### TASK BRIEF
Quote the whole listing word for word. Do not include the pictures.

[Begin DATASET ROWS]

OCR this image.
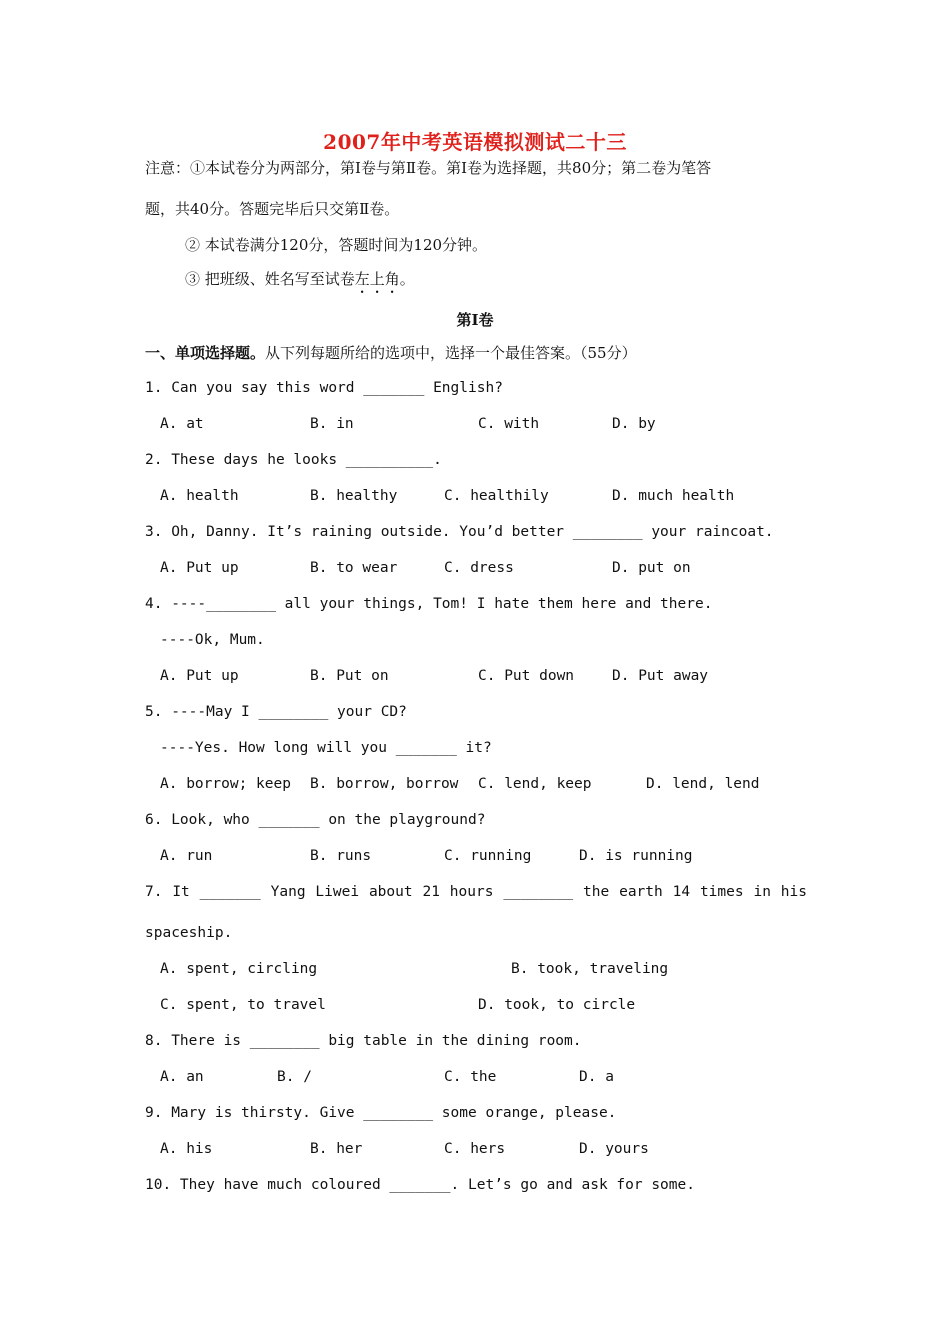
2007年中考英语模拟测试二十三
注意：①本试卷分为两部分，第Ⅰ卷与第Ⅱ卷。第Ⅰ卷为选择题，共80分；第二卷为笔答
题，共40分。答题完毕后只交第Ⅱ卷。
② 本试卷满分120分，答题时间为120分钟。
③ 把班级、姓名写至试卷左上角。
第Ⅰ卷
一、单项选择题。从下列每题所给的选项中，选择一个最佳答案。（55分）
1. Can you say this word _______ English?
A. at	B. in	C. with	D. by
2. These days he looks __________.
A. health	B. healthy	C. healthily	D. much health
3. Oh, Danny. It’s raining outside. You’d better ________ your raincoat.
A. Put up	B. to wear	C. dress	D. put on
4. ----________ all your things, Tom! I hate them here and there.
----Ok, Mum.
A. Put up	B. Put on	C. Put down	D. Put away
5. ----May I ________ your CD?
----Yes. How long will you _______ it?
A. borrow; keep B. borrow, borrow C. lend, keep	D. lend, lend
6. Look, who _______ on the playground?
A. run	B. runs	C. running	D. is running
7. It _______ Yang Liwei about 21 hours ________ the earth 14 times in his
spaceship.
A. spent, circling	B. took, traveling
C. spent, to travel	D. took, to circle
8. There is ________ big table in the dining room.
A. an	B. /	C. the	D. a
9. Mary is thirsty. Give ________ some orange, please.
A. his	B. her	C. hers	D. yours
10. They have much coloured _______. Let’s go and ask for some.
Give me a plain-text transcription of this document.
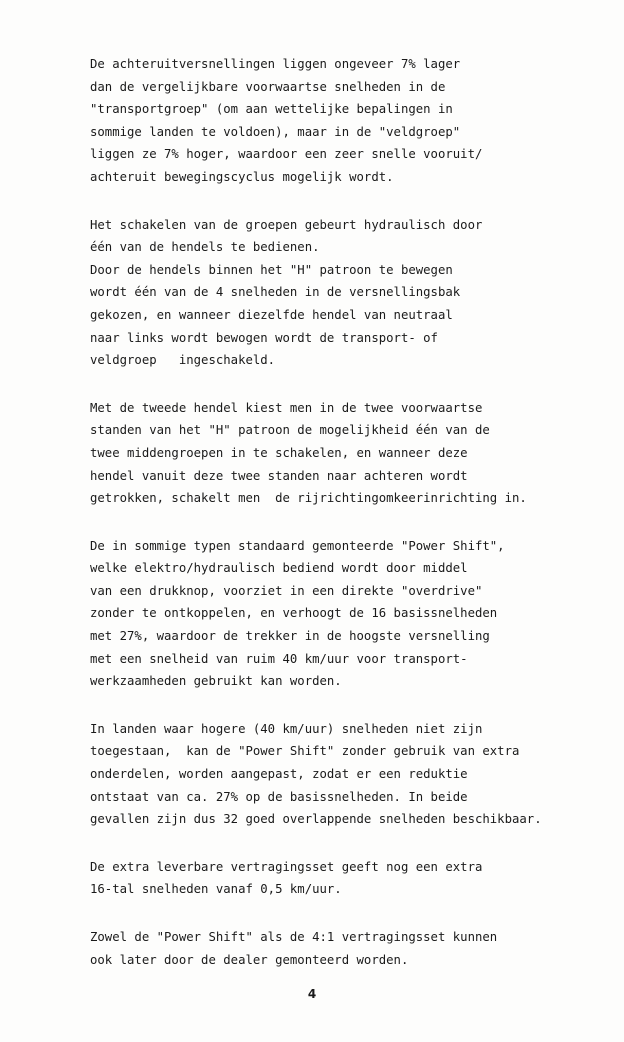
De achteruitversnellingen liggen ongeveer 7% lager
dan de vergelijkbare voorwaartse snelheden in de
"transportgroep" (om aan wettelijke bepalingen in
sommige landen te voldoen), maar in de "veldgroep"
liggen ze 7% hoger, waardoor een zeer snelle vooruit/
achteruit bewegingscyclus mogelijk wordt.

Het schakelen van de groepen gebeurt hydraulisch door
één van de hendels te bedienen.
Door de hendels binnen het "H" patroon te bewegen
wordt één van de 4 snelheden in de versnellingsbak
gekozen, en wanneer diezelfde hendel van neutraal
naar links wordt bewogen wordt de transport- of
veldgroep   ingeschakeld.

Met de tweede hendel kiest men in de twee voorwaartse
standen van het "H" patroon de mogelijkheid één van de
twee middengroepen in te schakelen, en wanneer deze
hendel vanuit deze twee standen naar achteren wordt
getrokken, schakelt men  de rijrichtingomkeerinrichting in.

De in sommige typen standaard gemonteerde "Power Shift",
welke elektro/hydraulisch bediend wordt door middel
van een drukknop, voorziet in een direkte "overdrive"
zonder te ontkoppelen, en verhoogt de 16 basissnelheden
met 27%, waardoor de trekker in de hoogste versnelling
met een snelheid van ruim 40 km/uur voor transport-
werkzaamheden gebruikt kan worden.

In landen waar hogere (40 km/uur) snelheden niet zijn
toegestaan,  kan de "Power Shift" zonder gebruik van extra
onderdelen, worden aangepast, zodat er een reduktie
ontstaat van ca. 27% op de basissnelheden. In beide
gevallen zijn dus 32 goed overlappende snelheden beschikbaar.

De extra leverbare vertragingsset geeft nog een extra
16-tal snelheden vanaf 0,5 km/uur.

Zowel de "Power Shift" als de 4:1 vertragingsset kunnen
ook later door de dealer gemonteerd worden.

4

[End DATASET ROWS]

### ANSWER TO THE PROBLEM
OCR this image.
2007年中考英语模拟测试二十三
注意：①本试卷分为两部分，第Ⅰ卷与第Ⅱ卷。第Ⅰ卷为选择题，共80分；第二卷为笔答
题，共40分。答题完毕后只交第Ⅱ卷。
② 本试卷满分120分，答题时间为120分钟。
③ 把班级、姓名写至试卷左上角。
第Ⅰ卷
一、单项选择题。从下列每题所给的选项中，选择一个最佳答案。（55分）
1. Can you say this word _______ English?
A. at	B. in	C. with	D. by
2. These days he looks __________.
A. health	B. healthy	C. healthily	D. much health
3. Oh, Danny. It’s raining outside. You’d better ________ your raincoat.
A. Put up	B. to wear	C. dress	D. put on
4. ----________ all your things, Tom! I hate them here and there.
----Ok, Mum.
A. Put up	B. Put on	C. Put down	D. Put away
5. ----May I ________ your CD?
----Yes. How long will you _______ it?
A. borrow; keep B. borrow, borrow C. lend, keep	D. lend, lend
6. Look, who _______ on the playground?
A. run	B. runs	C. running	D. is running
7. It _______ Yang Liwei about 21 hours ________ the earth 14 times in his
spaceship.
A. spent, circling	B. took, traveling
C. spent, to travel	D. took, to circle
8. There is ________ big table in the dining room.
A. an	B. /	C. the	D. a
9. Mary is thirsty. Give ________ some orange, please.
A. his	B. her	C. hers	D. yours
10. They have much coloured _______. Let’s go and ask for some.
Give me a plain-text transcription of this document.
De achteruitversnellingen liggen ongeveer 7% lager
dan de vergelijkbare voorwaartse snelheden in de
"transportgroep" (om aan wettelijke bepalingen in
sommige landen te voldoen), maar in de "veldgroep"
liggen ze 7% hoger, waardoor een zeer snelle vooruit/
achteruit bewegingscyclus mogelijk wordt.

Het schakelen van de groepen gebeurt hydraulisch door
één van de hendels te bedienen.
Door de hendels binnen het "H" patroon te bewegen
wordt één van de 4 snelheden in de versnellingsbak
gekozen, en wanneer diezelfde hendel van neutraal
naar links wordt bewogen wordt de transport- of
veldgroep   ingeschakeld.

Met de tweede hendel kiest men in de twee voorwaartse
standen van het "H" patroon de mogelijkheid één van de
twee middengroepen in te schakelen, en wanneer deze
hendel vanuit deze twee standen naar achteren wordt
getrokken, schakelt men  de rijrichtingomkeerinrichting in.

De in sommige typen standaard gemonteerde "Power Shift",
welke elektro/hydraulisch bediend wordt door middel
van een drukknop, voorziet in een direkte "overdrive"
zonder te ontkoppelen, en verhoogt de 16 basissnelheden
met 27%, waardoor de trekker in de hoogste versnelling
met een snelheid van ruim 40 km/uur voor transport-
werkzaamheden gebruikt kan worden.

In landen waar hogere (40 km/uur) snelheden niet zijn
toegestaan,  kan de "Power Shift" zonder gebruik van extra
onderdelen, worden aangepast, zodat er een reduktie
ontstaat van ca. 27% op de basissnelheden. In beide
gevallen zijn dus 32 goed overlappende snelheden beschikbaar.

De extra leverbare vertragingsset geeft nog een extra
16-tal snelheden vanaf 0,5 km/uur.

Zowel de "Power Shift" als de 4:1 vertragingsset kunnen
ook later door de dealer gemonteerd worden.

4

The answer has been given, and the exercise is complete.